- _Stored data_
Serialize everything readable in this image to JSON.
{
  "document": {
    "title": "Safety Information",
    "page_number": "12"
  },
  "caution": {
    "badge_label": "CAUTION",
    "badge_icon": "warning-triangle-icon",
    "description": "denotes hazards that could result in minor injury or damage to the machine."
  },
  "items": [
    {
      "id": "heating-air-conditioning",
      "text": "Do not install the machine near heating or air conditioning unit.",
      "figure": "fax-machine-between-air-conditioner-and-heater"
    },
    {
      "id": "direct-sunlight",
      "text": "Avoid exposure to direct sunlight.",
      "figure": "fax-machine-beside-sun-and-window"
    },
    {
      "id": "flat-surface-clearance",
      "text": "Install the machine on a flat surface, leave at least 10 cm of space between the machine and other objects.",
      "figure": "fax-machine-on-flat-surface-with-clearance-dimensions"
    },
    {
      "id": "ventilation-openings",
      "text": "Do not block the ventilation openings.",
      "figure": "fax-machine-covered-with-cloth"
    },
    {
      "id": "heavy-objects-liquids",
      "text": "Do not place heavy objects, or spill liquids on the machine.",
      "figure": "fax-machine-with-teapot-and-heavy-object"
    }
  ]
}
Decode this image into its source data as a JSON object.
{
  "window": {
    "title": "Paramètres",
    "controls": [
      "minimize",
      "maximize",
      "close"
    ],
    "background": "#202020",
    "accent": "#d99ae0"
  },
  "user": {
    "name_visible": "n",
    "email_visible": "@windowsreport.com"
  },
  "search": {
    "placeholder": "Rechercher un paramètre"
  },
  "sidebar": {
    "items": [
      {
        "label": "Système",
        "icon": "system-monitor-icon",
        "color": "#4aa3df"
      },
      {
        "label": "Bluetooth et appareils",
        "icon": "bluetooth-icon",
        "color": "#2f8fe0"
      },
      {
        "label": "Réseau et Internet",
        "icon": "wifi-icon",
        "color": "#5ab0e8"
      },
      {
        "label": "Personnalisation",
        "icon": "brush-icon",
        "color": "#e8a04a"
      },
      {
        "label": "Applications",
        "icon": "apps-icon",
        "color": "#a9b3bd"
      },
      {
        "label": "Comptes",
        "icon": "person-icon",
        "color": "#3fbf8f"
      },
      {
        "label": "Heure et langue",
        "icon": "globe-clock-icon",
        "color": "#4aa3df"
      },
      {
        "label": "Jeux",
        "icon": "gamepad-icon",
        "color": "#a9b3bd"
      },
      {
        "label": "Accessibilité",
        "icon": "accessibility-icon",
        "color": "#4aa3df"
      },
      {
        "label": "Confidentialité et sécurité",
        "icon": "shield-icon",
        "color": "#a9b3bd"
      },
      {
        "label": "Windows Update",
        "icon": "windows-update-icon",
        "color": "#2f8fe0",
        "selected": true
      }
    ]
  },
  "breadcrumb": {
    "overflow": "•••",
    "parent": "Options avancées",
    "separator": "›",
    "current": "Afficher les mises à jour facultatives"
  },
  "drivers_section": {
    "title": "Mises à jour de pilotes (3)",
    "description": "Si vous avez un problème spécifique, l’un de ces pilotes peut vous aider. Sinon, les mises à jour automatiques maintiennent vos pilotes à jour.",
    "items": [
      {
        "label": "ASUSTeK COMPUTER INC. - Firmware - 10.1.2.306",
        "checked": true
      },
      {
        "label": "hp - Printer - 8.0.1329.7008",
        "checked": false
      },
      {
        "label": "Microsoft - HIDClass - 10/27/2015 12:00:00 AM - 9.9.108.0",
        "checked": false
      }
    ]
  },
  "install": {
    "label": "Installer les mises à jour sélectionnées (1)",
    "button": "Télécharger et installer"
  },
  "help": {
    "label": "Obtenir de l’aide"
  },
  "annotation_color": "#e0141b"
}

- _THE REQUEST_
Please quote every record above exactly as it appears.

- _RESPONSE BELOW_
Serialize everything readable in this image to JSON.
{
  "document": {
    "title": "Safety Information",
    "page_number": "12"
  },
  "caution": {
    "badge_label": "CAUTION",
    "badge_icon": "warning-triangle-icon",
    "description": "denotes hazards that could result in minor injury or damage to the machine."
  },
  "items": [
    {
      "id": "heating-air-conditioning",
      "text": "Do not install the machine near heating or air conditioning unit.",
      "figure": "fax-machine-between-air-conditioner-and-heater"
    },
    {
      "id": "direct-sunlight",
      "text": "Avoid exposure to direct sunlight.",
      "figure": "fax-machine-beside-sun-and-window"
    },
    {
      "id": "flat-surface-clearance",
      "text": "Install the machine on a flat surface, leave at least 10 cm of space between the machine and other objects.",
      "figure": "fax-machine-on-flat-surface-with-clearance-dimensions"
    },
    {
      "id": "ventilation-openings",
      "text": "Do not block the ventilation openings.",
      "figure": "fax-machine-covered-with-cloth"
    },
    {
      "id": "heavy-objects-liquids",
      "text": "Do not place heavy objects, or spill liquids on the machine.",
      "figure": "fax-machine-with-teapot-and-heavy-object"
    }
  ]
}
Decode this image into its source data as a JSON object.
{
  "window": {
    "title": "Paramètres",
    "controls": [
      "minimize",
      "maximize",
      "close"
    ],
    "background": "#202020",
    "accent": "#d99ae0"
  },
  "user": {
    "name_visible": "n",
    "email_visible": "@windowsreport.com"
  },
  "search": {
    "placeholder": "Rechercher un paramètre"
  },
  "sidebar": {
    "items": [
      {
        "label": "Système",
        "icon": "system-monitor-icon",
        "color": "#4aa3df"
      },
      {
        "label": "Bluetooth et appareils",
        "icon": "bluetooth-icon",
        "color": "#2f8fe0"
      },
      {
        "label": "Réseau et Internet",
        "icon": "wifi-icon",
        "color": "#5ab0e8"
      },
      {
        "label": "Personnalisation",
        "icon": "brush-icon",
        "color": "#e8a04a"
      },
      {
        "label": "Applications",
        "icon": "apps-icon",
        "color": "#a9b3bd"
      },
      {
        "label": "Comptes",
        "icon": "person-icon",
        "color": "#3fbf8f"
      },
      {
        "label": "Heure et langue",
        "icon": "globe-clock-icon",
        "color": "#4aa3df"
      },
      {
        "label": "Jeux",
        "icon": "gamepad-icon",
        "color": "#a9b3bd"
      },
      {
        "label": "Accessibilité",
        "icon": "accessibility-icon",
        "color": "#4aa3df"
      },
      {
        "label": "Confidentialité et sécurité",
        "icon": "shield-icon",
        "color": "#a9b3bd"
      },
      {
        "label": "Windows Update",
        "icon": "windows-update-icon",
        "color": "#2f8fe0",
        "selected": true
      }
    ]
  },
  "breadcrumb": {
    "overflow": "•••",
    "parent": "Options avancées",
    "separator": "›",
    "current": "Afficher les mises à jour facultatives"
  },
  "drivers_section": {
    "title": "Mises à jour de pilotes (3)",
    "description": "Si vous avez un problème spécifique, l’un de ces pilotes peut vous aider. Sinon, les mises à jour automatiques maintiennent vos pilotes à jour.",
    "items": [
      {
        "label": "ASUSTeK COMPUTER INC. - Firmware - 10.1.2.306",
        "checked": true
      },
      {
        "label": "hp - Printer - 8.0.1329.7008",
        "checked": false
      },
      {
        "label": "Microsoft - HIDClass - 10/27/2015 12:00:00 AM - 9.9.108.0",
        "checked": false
      }
    ]
  },
  "install": {
    "label": "Installer les mises à jour sélectionnées (1)",
    "button": "Télécharger et installer"
  },
  "help": {
    "label": "Obtenir de l’aide"
  },
  "annotation_color": "#e0141b"
}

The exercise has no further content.